Lines containing the word "spot" should be extracted in full.

Structured figure records:
_ _ _ _ _

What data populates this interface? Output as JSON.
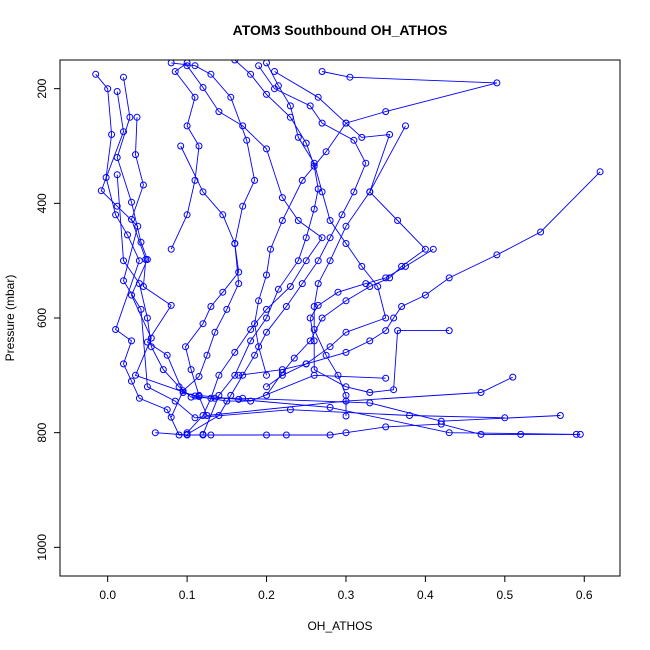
{
  "chart_data": {
    "type": "scatter",
    "title": "ATOM3 Southbound OH_ATHOS",
    "xlabel": "OH_ATHOS",
    "ylabel": "Pressure (mbar)",
    "xlim": [
      -0.06,
      0.645
    ],
    "ylim": [
      1050,
      150
    ],
    "y_inverted": true,
    "x_ticks": [
      0.0,
      0.1,
      0.2,
      0.3,
      0.4,
      0.5,
      0.6
    ],
    "y_ticks": [
      200,
      400,
      600,
      800,
      1000
    ],
    "x_tick_labels": [
      "0.0",
      "0.1",
      "0.2",
      "0.3",
      "0.4",
      "0.5",
      "0.6"
    ],
    "y_tick_labels": [
      "200",
      "400",
      "600",
      "800",
      "1000"
    ],
    "grid": false,
    "legend": "none",
    "marker": "open-circle",
    "color": "#0000ff",
    "series": [
      {
        "points": [
          [
            -0.015,
            175
          ],
          [
            0.0,
            200
          ],
          [
            0.005,
            280
          ],
          [
            -0.002,
            355
          ],
          [
            0.01,
            420
          ],
          [
            0.025,
            455
          ],
          [
            0.04,
            500
          ],
          [
            0.01,
            620
          ],
          [
            0.03,
            640
          ],
          [
            0.02,
            680
          ],
          [
            0.03,
            710
          ],
          [
            0.04,
            740
          ],
          [
            0.075,
            760
          ],
          [
            0.09,
            804
          ],
          [
            0.12,
            804
          ],
          [
            0.225,
            804
          ]
        ]
      },
      {
        "points": [
          [
            0.012,
            205
          ],
          [
            0.02,
            275
          ],
          [
            -0.008,
            378
          ],
          [
            0.012,
            405
          ],
          [
            0.038,
            440
          ],
          [
            0.02,
            535
          ],
          [
            0.042,
            585
          ],
          [
            0.05,
            720
          ],
          [
            0.085,
            745
          ],
          [
            0.11,
            774
          ],
          [
            0.23,
            760
          ],
          [
            0.38,
            770
          ],
          [
            0.5,
            774
          ]
        ]
      },
      {
        "points": [
          [
            0.02,
            180
          ],
          [
            0.028,
            250
          ],
          [
            0.012,
            320
          ],
          [
            0.03,
            398
          ],
          [
            0.042,
            468
          ],
          [
            0.05,
            498
          ],
          [
            0.03,
            560
          ],
          [
            0.055,
            635
          ],
          [
            0.035,
            700
          ],
          [
            0.11,
            736
          ],
          [
            0.15,
            745
          ],
          [
            0.18,
            745
          ],
          [
            0.26,
            700
          ],
          [
            0.35,
            705
          ]
        ]
      },
      {
        "points": [
          [
            0.037,
            250
          ],
          [
            0.035,
            315
          ],
          [
            0.045,
            368
          ],
          [
            0.03,
            428
          ],
          [
            0.048,
            498
          ],
          [
            0.045,
            545
          ],
          [
            0.08,
            578
          ],
          [
            0.05,
            642
          ],
          [
            0.075,
            665
          ],
          [
            0.095,
            730
          ],
          [
            0.115,
            737
          ],
          [
            0.125,
            770
          ],
          [
            0.3,
            745
          ],
          [
            0.47,
            730
          ],
          [
            0.51,
            703
          ]
        ]
      },
      {
        "points": [
          [
            0.012,
            350
          ],
          [
            0.02,
            500
          ],
          [
            0.04,
            540
          ],
          [
            0.05,
            600
          ],
          [
            0.055,
            650
          ],
          [
            0.07,
            690
          ],
          [
            0.09,
            720
          ],
          [
            0.105,
            738
          ],
          [
            0.135,
            740
          ],
          [
            0.17,
            740
          ],
          [
            0.33,
            748
          ],
          [
            0.42,
            780
          ],
          [
            0.57,
            770
          ]
        ]
      },
      {
        "points": [
          [
            0.08,
            480
          ],
          [
            0.1,
            420
          ],
          [
            0.11,
            360
          ],
          [
            0.115,
            300
          ],
          [
            0.1,
            265
          ],
          [
            0.11,
            215
          ],
          [
            0.085,
            170
          ],
          [
            0.1,
            155
          ]
        ]
      },
      {
        "points": [
          [
            0.092,
            300
          ],
          [
            0.12,
            380
          ],
          [
            0.145,
            420
          ],
          [
            0.16,
            470
          ],
          [
            0.165,
            520
          ],
          [
            0.145,
            555
          ],
          [
            0.13,
            580
          ],
          [
            0.12,
            610
          ],
          [
            0.098,
            650
          ],
          [
            0.105,
            690
          ],
          [
            0.115,
            735
          ],
          [
            0.165,
            742
          ],
          [
            0.28,
            756
          ],
          [
            0.43,
            800
          ],
          [
            0.595,
            803
          ]
        ]
      },
      {
        "points": [
          [
            0.1,
            160
          ],
          [
            0.12,
            198
          ],
          [
            0.14,
            240
          ],
          [
            0.17,
            265
          ],
          [
            0.2,
            305
          ],
          [
            0.22,
            390
          ],
          [
            0.24,
            430
          ],
          [
            0.27,
            460
          ],
          [
            0.25,
            500
          ],
          [
            0.23,
            545
          ],
          [
            0.2,
            585
          ],
          [
            0.18,
            620
          ],
          [
            0.16,
            660
          ],
          [
            0.14,
            700
          ],
          [
            0.13,
            740
          ],
          [
            0.12,
            770
          ],
          [
            0.1,
            800
          ]
        ]
      },
      {
        "points": [
          [
            0.08,
            155
          ],
          [
            0.11,
            160
          ],
          [
            0.13,
            175
          ],
          [
            0.155,
            215
          ],
          [
            0.175,
            290
          ],
          [
            0.185,
            360
          ],
          [
            0.17,
            405
          ],
          [
            0.16,
            470
          ],
          [
            0.165,
            540
          ],
          [
            0.15,
            585
          ],
          [
            0.135,
            625
          ],
          [
            0.125,
            665
          ],
          [
            0.115,
            702
          ],
          [
            0.095,
            727
          ],
          [
            0.08,
            773
          ]
        ]
      },
      {
        "points": [
          [
            0.2,
            155
          ],
          [
            0.215,
            195
          ],
          [
            0.23,
            230
          ],
          [
            0.24,
            285
          ],
          [
            0.26,
            330
          ],
          [
            0.27,
            380
          ],
          [
            0.28,
            430
          ],
          [
            0.3,
            470
          ],
          [
            0.32,
            510
          ],
          [
            0.34,
            545
          ],
          [
            0.35,
            600
          ],
          [
            0.3,
            625
          ],
          [
            0.28,
            650
          ],
          [
            0.25,
            680
          ],
          [
            0.22,
            700
          ],
          [
            0.2,
            720
          ]
        ]
      },
      {
        "points": [
          [
            0.16,
            150
          ],
          [
            0.18,
            175
          ],
          [
            0.2,
            210
          ],
          [
            0.23,
            250
          ],
          [
            0.25,
            295
          ],
          [
            0.26,
            335
          ],
          [
            0.265,
            375
          ],
          [
            0.26,
            410
          ],
          [
            0.25,
            460
          ],
          [
            0.24,
            500
          ],
          [
            0.215,
            550
          ],
          [
            0.2,
            600
          ],
          [
            0.18,
            640
          ],
          [
            0.16,
            700
          ],
          [
            0.14,
            735
          ],
          [
            0.12,
            803
          ]
        ]
      },
      {
        "points": [
          [
            0.19,
            160
          ],
          [
            0.21,
            200
          ],
          [
            0.255,
            230
          ],
          [
            0.27,
            260
          ],
          [
            0.31,
            290
          ],
          [
            0.325,
            330
          ],
          [
            0.31,
            380
          ],
          [
            0.295,
            420
          ],
          [
            0.28,
            460
          ],
          [
            0.265,
            500
          ],
          [
            0.245,
            540
          ],
          [
            0.225,
            580
          ],
          [
            0.2,
            625
          ],
          [
            0.185,
            665
          ],
          [
            0.17,
            700
          ],
          [
            0.155,
            735
          ],
          [
            0.14,
            770
          ],
          [
            0.1,
            803
          ]
        ]
      },
      {
        "points": [
          [
            0.21,
            170
          ],
          [
            0.265,
            215
          ],
          [
            0.3,
            260
          ],
          [
            0.32,
            285
          ],
          [
            0.355,
            280
          ],
          [
            0.33,
            380
          ],
          [
            0.365,
            430
          ],
          [
            0.4,
            480
          ],
          [
            0.37,
            510
          ],
          [
            0.355,
            530
          ],
          [
            0.33,
            545
          ],
          [
            0.3,
            570
          ],
          [
            0.27,
            600
          ],
          [
            0.255,
            640
          ],
          [
            0.235,
            670
          ],
          [
            0.22,
            695
          ],
          [
            0.2,
            735
          ]
        ]
      },
      {
        "points": [
          [
            0.27,
            170
          ],
          [
            0.305,
            180
          ],
          [
            0.49,
            190
          ],
          [
            0.35,
            240
          ],
          [
            0.3,
            260
          ],
          [
            0.275,
            310
          ],
          [
            0.245,
            360
          ],
          [
            0.22,
            430
          ],
          [
            0.205,
            480
          ],
          [
            0.2,
            525
          ],
          [
            0.19,
            570
          ],
          [
            0.185,
            610
          ],
          [
            0.19,
            650
          ],
          [
            0.2,
            700
          ]
        ]
      },
      {
        "points": [
          [
            0.375,
            265
          ],
          [
            0.33,
            380
          ],
          [
            0.3,
            440
          ],
          [
            0.28,
            500
          ],
          [
            0.265,
            540
          ],
          [
            0.26,
            580
          ],
          [
            0.26,
            620
          ],
          [
            0.275,
            665
          ],
          [
            0.29,
            700
          ],
          [
            0.3,
            735
          ],
          [
            0.3,
            771
          ]
        ]
      },
      {
        "points": [
          [
            0.62,
            345
          ],
          [
            0.545,
            450
          ],
          [
            0.49,
            490
          ],
          [
            0.43,
            530
          ],
          [
            0.4,
            560
          ],
          [
            0.37,
            580
          ],
          [
            0.36,
            600
          ],
          [
            0.35,
            622
          ],
          [
            0.33,
            640
          ],
          [
            0.3,
            660
          ],
          [
            0.25,
            680
          ],
          [
            0.22,
            690
          ],
          [
            0.165,
            700
          ]
        ]
      },
      {
        "points": [
          [
            0.41,
            480
          ],
          [
            0.375,
            510
          ],
          [
            0.35,
            530
          ],
          [
            0.325,
            540
          ],
          [
            0.29,
            555
          ],
          [
            0.265,
            578
          ],
          [
            0.255,
            600
          ],
          [
            0.26,
            640
          ],
          [
            0.26,
            690
          ],
          [
            0.3,
            720
          ],
          [
            0.33,
            730
          ],
          [
            0.36,
            725
          ],
          [
            0.365,
            622
          ],
          [
            0.43,
            622
          ]
        ]
      },
      {
        "points": [
          [
            0.06,
            800
          ],
          [
            0.1,
            804
          ],
          [
            0.13,
            804
          ],
          [
            0.2,
            804
          ],
          [
            0.28,
            804
          ],
          [
            0.3,
            800
          ],
          [
            0.35,
            790
          ],
          [
            0.42,
            785
          ],
          [
            0.47,
            803
          ],
          [
            0.52,
            803
          ],
          [
            0.59,
            803
          ]
        ]
      }
    ]
  }
}
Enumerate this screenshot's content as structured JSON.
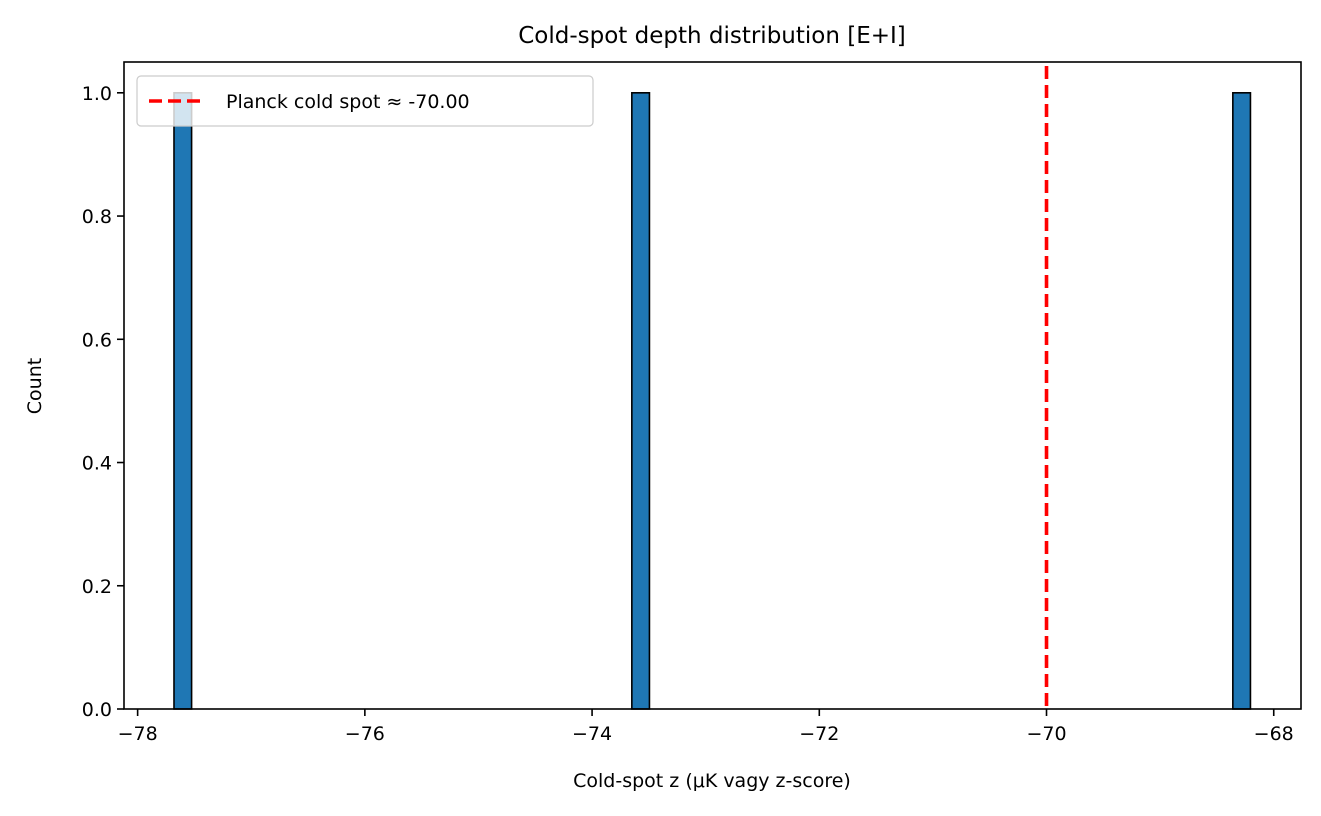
{
  "chart_data": {
    "type": "bar",
    "title": "Cold-spot depth distribution [E+I]",
    "xlabel": "Cold-spot z (μK vagy z-score)",
    "ylabel": "Count",
    "xlim": [
      -78.12,
      -67.76
    ],
    "ylim": [
      0,
      1.05
    ],
    "bar_color": "#1f77b4",
    "bar_edge_color": "#000000",
    "bin_width": 0.155,
    "bars": [
      {
        "x_left": -77.68,
        "count": 1
      },
      {
        "x_left": -73.65,
        "count": 1
      },
      {
        "x_left": -68.36,
        "count": 1
      }
    ],
    "x_ticks": [
      {
        "value": -78,
        "label": "−78"
      },
      {
        "value": -76,
        "label": "−76"
      },
      {
        "value": -74,
        "label": "−74"
      },
      {
        "value": -72,
        "label": "−72"
      },
      {
        "value": -70,
        "label": "−70"
      },
      {
        "value": -68,
        "label": "−68"
      }
    ],
    "y_ticks": [
      {
        "value": 0.0,
        "label": "0.0"
      },
      {
        "value": 0.2,
        "label": "0.2"
      },
      {
        "value": 0.4,
        "label": "0.4"
      },
      {
        "value": 0.6,
        "label": "0.6"
      },
      {
        "value": 0.8,
        "label": "0.8"
      },
      {
        "value": 1.0,
        "label": "1.0"
      }
    ],
    "reference_line": {
      "x": -70.0,
      "label": "Planck cold spot ≈ -70.00",
      "color": "#ff0000",
      "style": "dashed"
    },
    "legend": {
      "position": "upper-left"
    },
    "grid": false
  }
}
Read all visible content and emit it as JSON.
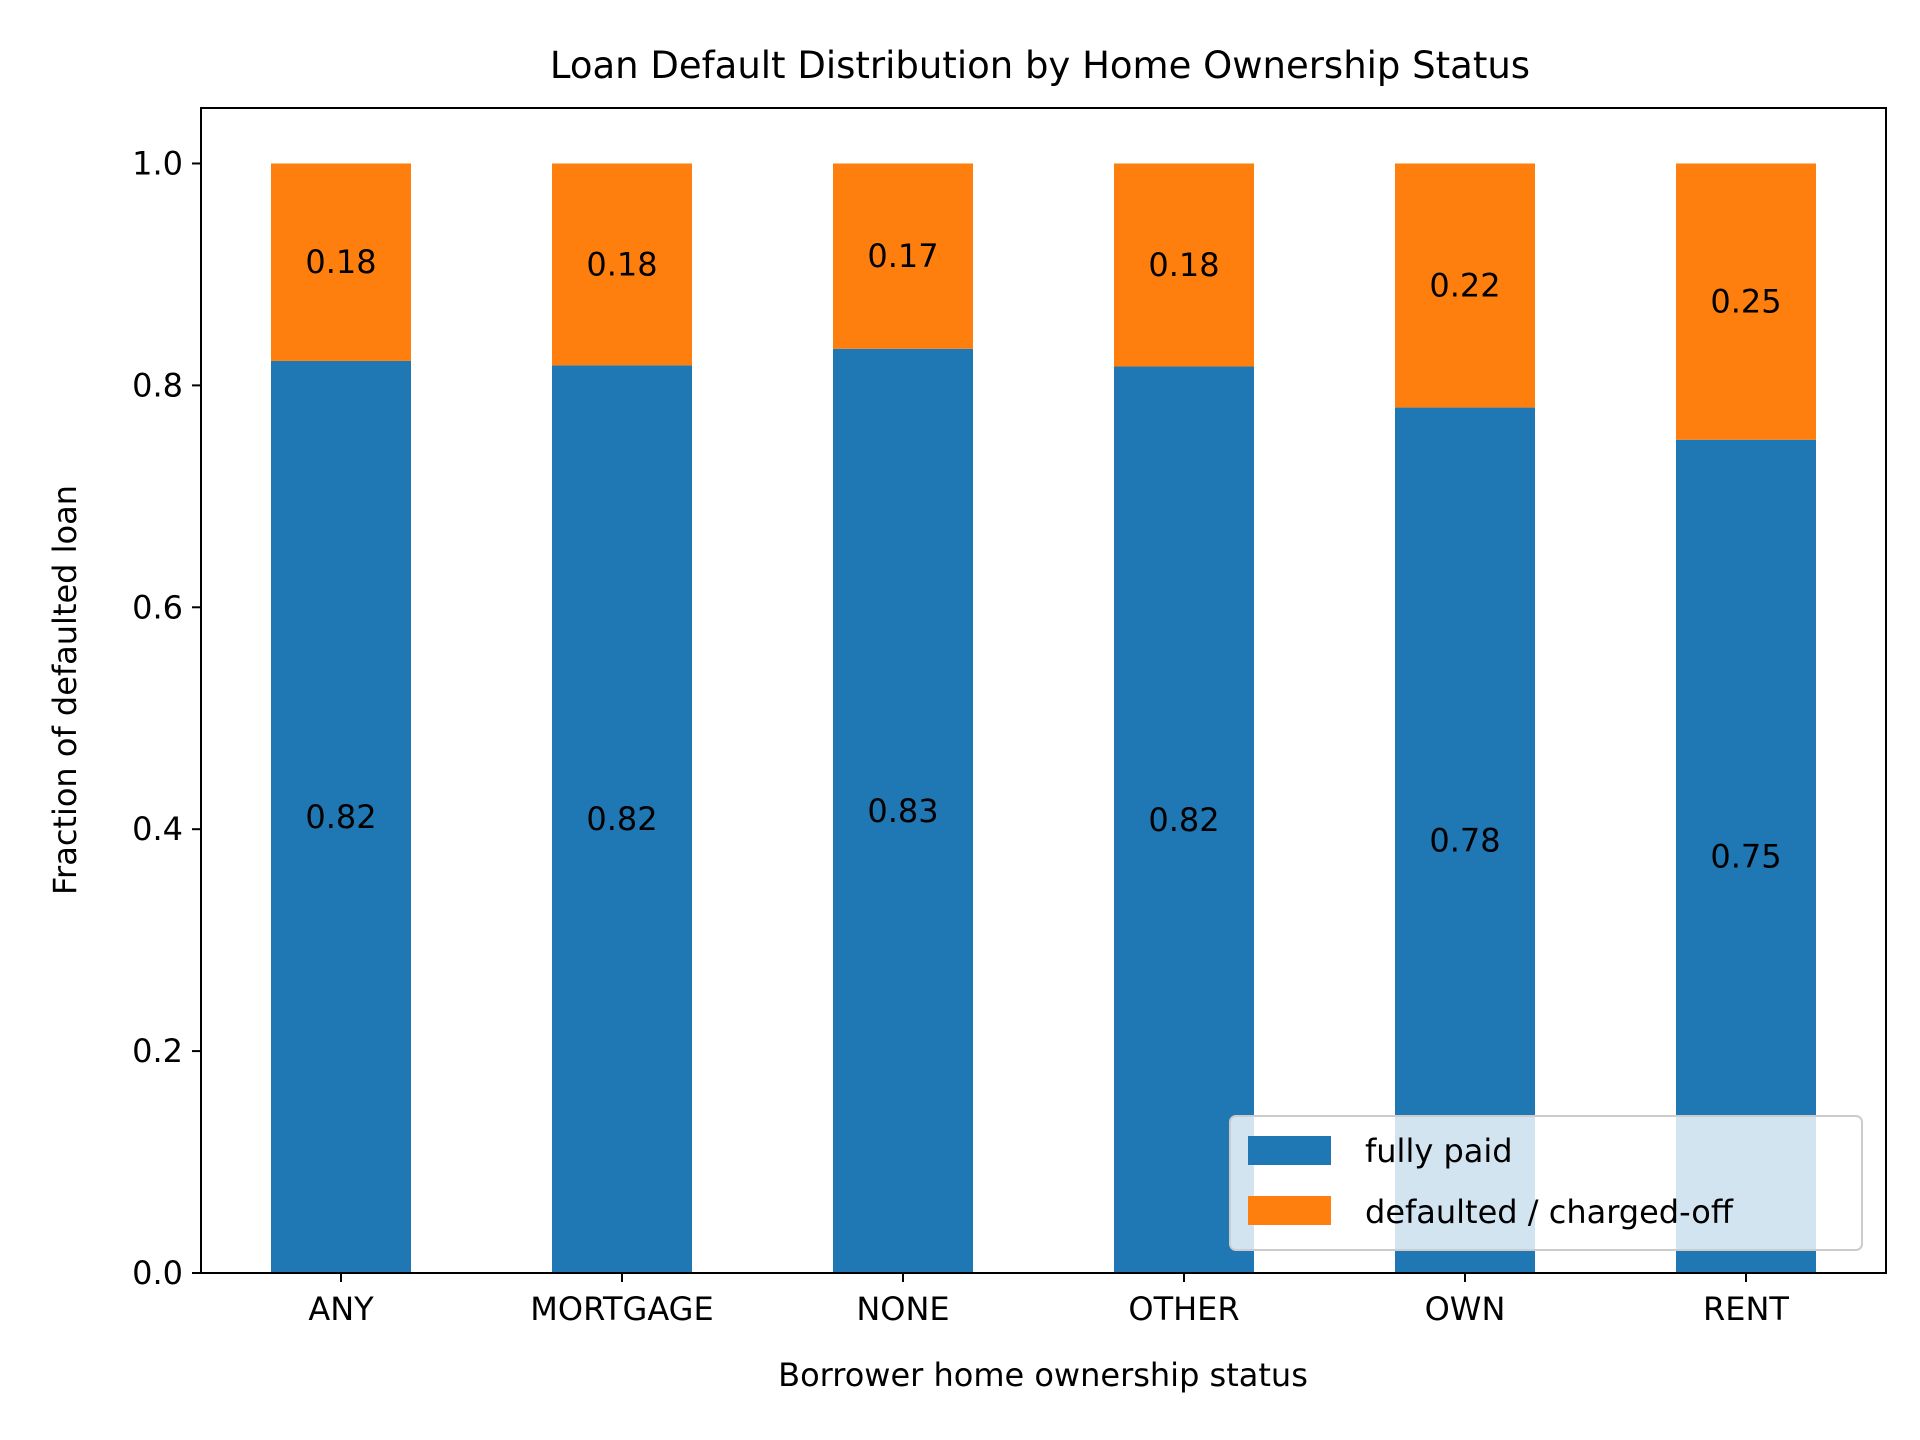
{
  "chart_data": {
    "type": "bar",
    "stacked": true,
    "title": "Loan Default Distribution by Home Ownership Status",
    "xlabel": "Borrower home ownership status",
    "ylabel": "Fraction of defaulted loan",
    "categories": [
      "ANY",
      "MORTGAGE",
      "NONE",
      "OTHER",
      "OWN",
      "RENT"
    ],
    "series": [
      {
        "name": "fully paid",
        "color": "#1f77b4",
        "values": [
          0.822,
          0.818,
          0.833,
          0.817,
          0.78,
          0.751
        ],
        "labels": [
          "0.82",
          "0.82",
          "0.83",
          "0.82",
          "0.78",
          "0.75"
        ]
      },
      {
        "name": "defaulted / charged-off",
        "color": "#ff7f0e",
        "values": [
          0.178,
          0.182,
          0.167,
          0.183,
          0.22,
          0.249
        ],
        "labels": [
          "0.18",
          "0.18",
          "0.17",
          "0.18",
          "0.22",
          "0.25"
        ]
      }
    ],
    "ylim": [
      0,
      1.05
    ],
    "yticks": [
      "0.0",
      "0.2",
      "0.4",
      "0.6",
      "0.8",
      "1.0"
    ],
    "legend": {
      "position": "lower right"
    },
    "grid": false
  }
}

_ _ _ _ _

→ EXERCISE ANSWER
    "title": "Cold-spot depth distribution [E+I]",
    "xlabel": "Cold-spot z (μK vagy z-score)",
      "label": "Planck cold spot ≈ -70.00",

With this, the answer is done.